Stored data –

_ _ _

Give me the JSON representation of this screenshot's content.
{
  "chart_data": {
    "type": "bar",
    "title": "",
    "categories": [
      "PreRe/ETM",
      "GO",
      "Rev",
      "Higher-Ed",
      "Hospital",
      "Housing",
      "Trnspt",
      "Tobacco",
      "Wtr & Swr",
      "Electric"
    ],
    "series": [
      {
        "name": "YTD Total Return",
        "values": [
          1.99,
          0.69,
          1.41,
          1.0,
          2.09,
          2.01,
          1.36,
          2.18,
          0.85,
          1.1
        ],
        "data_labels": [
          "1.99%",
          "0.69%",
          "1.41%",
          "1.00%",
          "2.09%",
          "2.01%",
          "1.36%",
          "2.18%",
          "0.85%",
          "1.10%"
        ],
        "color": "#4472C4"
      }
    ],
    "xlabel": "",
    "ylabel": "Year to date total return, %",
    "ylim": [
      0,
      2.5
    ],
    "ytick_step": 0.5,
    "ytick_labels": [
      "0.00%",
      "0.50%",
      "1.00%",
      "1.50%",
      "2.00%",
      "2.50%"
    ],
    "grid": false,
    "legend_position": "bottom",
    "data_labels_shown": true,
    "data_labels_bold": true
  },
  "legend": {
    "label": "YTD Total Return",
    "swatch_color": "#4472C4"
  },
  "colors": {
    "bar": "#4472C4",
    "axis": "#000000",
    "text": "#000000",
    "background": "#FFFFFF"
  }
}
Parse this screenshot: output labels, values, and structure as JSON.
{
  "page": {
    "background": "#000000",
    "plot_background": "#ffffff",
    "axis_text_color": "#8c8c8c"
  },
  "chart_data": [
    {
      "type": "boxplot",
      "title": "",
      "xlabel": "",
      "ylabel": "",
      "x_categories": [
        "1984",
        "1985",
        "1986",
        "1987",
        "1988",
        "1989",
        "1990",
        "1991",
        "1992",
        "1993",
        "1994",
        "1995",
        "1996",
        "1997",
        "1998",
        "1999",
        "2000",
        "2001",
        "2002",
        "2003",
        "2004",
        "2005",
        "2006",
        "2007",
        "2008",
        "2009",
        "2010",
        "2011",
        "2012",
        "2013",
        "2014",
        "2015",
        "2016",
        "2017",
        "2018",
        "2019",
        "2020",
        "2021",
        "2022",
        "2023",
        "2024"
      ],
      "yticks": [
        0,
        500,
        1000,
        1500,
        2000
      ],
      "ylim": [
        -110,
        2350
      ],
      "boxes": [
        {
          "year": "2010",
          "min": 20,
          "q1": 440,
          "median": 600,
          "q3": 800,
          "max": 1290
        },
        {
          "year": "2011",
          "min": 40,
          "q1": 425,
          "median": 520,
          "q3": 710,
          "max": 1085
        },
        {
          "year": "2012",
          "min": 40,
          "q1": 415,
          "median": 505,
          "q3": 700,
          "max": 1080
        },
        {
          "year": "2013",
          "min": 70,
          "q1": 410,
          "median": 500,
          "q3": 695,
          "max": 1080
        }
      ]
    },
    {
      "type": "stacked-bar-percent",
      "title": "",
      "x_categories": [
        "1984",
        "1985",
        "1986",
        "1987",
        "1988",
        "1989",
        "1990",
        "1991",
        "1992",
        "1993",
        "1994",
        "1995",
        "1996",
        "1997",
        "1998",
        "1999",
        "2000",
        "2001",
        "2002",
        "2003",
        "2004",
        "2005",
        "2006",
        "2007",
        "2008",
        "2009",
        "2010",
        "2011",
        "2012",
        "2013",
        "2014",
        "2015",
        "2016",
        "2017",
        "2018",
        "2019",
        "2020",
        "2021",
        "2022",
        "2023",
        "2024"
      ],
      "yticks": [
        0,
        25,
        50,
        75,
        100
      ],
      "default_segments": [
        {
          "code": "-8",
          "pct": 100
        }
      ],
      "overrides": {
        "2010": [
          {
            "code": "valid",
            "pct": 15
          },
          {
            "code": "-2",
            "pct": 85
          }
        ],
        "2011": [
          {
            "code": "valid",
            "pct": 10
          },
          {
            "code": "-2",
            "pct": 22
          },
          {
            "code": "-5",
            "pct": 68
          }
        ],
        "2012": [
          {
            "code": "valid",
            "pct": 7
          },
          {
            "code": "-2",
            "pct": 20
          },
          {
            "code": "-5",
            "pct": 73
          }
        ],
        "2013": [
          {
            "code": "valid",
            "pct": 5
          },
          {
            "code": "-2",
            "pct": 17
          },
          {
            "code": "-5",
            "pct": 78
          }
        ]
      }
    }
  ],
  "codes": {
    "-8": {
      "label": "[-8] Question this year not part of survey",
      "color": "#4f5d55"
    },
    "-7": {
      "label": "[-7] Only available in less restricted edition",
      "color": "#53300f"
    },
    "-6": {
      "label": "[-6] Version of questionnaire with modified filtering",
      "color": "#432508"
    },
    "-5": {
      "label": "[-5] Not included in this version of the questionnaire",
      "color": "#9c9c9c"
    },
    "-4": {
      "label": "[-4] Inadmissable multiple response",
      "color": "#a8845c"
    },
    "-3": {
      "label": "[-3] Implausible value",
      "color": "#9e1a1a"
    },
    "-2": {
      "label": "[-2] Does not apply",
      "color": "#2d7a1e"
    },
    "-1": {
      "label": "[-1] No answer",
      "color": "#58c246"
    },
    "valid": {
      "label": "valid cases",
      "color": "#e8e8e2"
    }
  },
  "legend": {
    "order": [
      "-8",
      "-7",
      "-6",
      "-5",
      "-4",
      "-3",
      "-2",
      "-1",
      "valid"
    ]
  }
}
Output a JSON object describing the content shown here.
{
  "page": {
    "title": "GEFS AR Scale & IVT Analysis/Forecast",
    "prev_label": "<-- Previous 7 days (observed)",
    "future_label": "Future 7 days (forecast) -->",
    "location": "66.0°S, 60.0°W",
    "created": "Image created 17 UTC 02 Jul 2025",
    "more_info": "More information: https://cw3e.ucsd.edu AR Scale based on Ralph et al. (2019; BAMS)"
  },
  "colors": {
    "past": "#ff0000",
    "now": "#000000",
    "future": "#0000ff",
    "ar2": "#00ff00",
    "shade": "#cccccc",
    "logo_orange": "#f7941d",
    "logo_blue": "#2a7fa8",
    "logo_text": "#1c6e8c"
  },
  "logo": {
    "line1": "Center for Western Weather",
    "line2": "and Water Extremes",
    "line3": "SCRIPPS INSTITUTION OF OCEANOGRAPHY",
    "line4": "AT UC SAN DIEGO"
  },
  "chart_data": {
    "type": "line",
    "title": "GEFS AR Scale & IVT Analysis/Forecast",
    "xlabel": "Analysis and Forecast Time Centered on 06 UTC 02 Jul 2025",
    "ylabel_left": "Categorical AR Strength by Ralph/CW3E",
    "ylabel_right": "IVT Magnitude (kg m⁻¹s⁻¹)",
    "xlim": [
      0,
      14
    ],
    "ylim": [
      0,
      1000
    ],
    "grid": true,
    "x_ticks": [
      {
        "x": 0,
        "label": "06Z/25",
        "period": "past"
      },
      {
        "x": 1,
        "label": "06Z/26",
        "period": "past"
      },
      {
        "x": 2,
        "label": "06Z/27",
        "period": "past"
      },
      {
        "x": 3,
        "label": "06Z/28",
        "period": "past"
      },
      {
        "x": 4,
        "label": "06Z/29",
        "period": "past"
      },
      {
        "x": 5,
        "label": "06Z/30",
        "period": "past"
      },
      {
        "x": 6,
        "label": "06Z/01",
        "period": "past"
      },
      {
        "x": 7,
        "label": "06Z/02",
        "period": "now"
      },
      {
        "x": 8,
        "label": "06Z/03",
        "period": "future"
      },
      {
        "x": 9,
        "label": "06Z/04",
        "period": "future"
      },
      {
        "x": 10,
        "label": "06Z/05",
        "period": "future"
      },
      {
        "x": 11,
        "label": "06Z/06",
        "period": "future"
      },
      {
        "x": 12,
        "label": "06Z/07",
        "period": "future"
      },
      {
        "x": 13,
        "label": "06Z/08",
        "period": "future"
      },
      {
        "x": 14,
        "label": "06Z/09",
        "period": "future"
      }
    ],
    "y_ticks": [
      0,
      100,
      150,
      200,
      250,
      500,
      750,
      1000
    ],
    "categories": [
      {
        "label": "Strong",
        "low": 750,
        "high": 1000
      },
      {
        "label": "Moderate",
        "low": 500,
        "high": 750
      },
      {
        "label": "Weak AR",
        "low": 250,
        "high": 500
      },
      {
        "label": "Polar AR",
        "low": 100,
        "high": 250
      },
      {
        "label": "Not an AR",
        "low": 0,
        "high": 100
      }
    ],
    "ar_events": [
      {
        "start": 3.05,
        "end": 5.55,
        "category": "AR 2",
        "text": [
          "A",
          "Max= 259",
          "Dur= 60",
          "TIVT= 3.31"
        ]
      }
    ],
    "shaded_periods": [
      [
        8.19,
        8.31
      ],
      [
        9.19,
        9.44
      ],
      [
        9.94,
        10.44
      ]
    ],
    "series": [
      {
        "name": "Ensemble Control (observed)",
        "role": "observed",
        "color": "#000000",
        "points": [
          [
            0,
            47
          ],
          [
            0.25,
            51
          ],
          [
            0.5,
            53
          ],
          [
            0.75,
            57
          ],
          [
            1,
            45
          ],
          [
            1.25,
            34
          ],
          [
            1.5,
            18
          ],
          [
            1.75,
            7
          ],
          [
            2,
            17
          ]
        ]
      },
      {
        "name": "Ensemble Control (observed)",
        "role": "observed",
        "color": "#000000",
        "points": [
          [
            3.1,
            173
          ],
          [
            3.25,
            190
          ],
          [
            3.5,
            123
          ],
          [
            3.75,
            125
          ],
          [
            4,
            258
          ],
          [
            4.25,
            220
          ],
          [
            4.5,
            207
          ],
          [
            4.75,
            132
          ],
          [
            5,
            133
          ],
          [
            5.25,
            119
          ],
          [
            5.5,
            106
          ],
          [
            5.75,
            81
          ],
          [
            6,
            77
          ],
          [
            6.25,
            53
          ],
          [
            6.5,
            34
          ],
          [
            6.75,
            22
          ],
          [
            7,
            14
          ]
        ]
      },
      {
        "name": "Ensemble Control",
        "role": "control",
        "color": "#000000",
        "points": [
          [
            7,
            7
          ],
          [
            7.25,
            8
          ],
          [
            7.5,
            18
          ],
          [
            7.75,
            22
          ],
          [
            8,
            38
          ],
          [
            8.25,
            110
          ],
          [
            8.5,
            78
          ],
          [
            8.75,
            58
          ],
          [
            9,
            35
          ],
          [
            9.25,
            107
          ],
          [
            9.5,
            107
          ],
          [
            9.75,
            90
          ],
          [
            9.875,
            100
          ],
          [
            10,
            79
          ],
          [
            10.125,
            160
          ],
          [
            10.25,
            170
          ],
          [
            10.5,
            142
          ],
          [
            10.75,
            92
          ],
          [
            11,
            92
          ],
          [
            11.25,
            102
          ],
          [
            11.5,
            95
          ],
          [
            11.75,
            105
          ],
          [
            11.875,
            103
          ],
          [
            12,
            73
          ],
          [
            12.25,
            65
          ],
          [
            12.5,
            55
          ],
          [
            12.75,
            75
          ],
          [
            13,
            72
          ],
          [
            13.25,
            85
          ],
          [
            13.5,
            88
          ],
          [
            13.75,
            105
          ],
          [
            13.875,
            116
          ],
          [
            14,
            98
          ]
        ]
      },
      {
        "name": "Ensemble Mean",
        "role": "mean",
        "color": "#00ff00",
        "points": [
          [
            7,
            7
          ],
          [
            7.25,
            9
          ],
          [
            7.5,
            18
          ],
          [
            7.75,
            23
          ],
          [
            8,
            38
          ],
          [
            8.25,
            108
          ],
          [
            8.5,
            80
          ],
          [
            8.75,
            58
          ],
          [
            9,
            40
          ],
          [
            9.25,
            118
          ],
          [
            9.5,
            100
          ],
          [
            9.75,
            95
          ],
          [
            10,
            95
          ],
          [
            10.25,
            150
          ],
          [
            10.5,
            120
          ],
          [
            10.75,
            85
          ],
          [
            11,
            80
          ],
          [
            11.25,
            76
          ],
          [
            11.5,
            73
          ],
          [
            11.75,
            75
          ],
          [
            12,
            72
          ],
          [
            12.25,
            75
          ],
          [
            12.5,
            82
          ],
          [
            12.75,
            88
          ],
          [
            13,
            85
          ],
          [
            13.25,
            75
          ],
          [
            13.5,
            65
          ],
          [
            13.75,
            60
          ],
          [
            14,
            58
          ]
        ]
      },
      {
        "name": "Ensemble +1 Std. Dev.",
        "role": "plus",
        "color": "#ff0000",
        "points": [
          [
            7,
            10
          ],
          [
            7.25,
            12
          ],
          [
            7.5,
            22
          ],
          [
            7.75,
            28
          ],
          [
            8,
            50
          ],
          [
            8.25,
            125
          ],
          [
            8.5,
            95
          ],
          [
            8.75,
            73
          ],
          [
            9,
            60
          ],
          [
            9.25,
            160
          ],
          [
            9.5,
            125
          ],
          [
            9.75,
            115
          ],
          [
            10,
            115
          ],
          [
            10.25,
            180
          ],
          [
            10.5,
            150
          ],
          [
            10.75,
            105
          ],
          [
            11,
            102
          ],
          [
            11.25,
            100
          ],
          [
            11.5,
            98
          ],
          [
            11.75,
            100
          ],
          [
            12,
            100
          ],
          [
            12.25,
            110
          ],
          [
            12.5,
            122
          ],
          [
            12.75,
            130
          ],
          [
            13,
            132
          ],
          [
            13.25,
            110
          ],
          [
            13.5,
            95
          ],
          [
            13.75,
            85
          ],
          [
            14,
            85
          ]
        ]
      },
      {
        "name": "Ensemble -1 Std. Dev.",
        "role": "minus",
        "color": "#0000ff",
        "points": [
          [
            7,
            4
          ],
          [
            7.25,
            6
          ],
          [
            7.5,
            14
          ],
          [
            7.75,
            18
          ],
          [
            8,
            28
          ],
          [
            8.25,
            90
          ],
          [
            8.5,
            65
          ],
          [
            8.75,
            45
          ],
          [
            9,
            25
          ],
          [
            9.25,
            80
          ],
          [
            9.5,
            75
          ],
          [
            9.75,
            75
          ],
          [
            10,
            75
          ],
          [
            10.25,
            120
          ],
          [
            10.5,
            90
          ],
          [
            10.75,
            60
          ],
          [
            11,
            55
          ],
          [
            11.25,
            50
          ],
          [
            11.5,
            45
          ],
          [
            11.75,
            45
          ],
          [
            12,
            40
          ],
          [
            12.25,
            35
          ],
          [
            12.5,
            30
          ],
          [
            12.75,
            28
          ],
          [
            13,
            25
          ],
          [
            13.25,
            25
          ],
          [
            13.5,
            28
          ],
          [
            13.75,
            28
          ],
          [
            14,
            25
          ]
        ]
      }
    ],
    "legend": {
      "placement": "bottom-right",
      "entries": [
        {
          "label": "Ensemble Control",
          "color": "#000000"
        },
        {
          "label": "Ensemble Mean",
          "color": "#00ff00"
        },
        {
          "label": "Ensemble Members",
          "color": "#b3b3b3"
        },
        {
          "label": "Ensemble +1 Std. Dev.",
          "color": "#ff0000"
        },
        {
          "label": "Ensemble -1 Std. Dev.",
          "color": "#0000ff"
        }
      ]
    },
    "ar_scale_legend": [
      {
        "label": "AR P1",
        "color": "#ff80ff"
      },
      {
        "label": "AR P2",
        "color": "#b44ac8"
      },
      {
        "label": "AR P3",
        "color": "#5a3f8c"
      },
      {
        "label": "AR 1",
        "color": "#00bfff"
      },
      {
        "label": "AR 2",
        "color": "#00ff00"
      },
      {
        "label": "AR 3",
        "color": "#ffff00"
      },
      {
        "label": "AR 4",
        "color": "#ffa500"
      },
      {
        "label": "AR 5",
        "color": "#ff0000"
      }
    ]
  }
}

_ _ _

To do –
Above are entries; state the number of lines among them that contain "Ralph", and nothing else.

Written solution –
2